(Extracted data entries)

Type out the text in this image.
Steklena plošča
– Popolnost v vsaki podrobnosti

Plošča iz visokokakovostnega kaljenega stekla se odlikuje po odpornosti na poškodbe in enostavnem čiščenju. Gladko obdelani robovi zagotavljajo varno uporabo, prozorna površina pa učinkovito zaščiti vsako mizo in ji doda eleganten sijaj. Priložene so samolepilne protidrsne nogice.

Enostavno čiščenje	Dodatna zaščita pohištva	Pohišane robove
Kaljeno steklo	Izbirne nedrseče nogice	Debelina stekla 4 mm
---
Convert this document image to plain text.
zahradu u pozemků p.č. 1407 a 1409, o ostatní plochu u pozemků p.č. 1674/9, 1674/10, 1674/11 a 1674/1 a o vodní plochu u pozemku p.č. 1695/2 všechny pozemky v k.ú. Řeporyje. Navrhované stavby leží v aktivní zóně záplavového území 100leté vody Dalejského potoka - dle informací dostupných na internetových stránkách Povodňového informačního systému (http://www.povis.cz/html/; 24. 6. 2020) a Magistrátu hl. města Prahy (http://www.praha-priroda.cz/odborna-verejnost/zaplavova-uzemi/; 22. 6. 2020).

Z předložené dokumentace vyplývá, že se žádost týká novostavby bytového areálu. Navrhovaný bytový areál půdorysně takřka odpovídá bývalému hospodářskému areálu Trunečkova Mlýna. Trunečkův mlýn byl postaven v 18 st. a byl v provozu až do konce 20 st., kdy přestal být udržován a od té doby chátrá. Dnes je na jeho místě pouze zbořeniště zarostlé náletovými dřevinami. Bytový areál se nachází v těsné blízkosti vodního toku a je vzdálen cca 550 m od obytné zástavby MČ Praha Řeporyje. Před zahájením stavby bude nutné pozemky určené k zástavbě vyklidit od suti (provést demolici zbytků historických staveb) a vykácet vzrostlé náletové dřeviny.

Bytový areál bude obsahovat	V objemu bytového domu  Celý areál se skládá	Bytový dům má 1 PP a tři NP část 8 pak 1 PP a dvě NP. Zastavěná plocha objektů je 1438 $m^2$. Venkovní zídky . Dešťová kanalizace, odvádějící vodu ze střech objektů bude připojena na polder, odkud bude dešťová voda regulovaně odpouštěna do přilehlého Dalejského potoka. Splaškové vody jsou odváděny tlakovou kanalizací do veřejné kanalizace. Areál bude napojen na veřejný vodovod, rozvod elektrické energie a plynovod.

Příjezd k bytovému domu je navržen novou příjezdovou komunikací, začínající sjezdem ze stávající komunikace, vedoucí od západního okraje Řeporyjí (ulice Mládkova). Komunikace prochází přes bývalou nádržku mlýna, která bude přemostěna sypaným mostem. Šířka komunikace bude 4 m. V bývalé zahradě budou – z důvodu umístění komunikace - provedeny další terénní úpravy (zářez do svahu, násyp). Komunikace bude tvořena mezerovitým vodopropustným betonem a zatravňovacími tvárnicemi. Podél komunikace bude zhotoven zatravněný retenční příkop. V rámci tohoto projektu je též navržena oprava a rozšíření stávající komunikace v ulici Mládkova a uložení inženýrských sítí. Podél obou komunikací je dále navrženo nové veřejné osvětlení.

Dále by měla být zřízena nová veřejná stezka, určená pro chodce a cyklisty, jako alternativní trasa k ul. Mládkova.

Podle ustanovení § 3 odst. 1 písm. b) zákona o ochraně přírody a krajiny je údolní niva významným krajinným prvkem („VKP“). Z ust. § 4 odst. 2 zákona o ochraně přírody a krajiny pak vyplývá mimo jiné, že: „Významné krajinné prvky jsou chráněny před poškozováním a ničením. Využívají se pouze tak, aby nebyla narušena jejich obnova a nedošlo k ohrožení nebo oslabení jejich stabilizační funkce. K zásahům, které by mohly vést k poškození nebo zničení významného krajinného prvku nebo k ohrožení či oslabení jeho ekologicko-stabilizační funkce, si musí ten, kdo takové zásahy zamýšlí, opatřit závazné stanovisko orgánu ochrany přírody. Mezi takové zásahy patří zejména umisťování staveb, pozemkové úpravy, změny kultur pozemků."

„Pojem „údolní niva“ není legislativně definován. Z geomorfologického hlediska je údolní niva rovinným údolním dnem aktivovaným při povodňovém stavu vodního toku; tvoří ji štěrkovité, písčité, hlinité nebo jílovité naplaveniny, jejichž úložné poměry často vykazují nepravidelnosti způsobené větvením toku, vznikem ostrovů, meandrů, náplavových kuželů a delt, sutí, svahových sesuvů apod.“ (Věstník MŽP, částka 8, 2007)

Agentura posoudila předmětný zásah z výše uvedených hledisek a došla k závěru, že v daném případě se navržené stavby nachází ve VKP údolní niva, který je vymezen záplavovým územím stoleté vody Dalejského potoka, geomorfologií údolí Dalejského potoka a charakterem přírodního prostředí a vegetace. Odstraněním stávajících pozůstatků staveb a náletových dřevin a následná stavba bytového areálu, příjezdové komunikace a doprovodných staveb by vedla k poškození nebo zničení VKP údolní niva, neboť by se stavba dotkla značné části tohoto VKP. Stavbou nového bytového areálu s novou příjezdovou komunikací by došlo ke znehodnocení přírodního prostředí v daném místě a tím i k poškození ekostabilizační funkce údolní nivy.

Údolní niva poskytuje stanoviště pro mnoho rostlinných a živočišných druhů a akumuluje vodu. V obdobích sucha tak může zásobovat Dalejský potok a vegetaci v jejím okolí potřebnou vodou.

## Directions
Pull every line containing "image" out of the records.

## Solution below
Type out the text in this image.
Convert this document image to plain text.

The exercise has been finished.